Pick out each line with the word "false" from the material that follows.

> _THE INPUT_:
>>>

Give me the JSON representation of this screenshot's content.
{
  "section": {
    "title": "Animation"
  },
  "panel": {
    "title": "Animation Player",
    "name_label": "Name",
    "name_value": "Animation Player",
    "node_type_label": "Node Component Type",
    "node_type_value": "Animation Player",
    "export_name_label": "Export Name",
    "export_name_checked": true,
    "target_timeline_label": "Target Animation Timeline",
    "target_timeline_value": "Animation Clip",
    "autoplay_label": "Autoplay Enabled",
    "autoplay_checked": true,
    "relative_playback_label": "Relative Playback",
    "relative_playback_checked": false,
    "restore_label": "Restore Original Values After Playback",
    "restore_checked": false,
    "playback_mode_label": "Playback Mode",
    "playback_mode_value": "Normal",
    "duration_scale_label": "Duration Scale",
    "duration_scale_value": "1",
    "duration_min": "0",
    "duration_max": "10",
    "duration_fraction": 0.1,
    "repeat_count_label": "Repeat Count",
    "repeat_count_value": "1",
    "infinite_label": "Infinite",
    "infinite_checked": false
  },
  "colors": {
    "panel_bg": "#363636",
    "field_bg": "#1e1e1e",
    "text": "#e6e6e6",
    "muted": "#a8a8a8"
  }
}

<<<

> _TASK RESULT_:
    "relative_playback_checked": false,
    "restore_checked": false,
    "infinite_checked": false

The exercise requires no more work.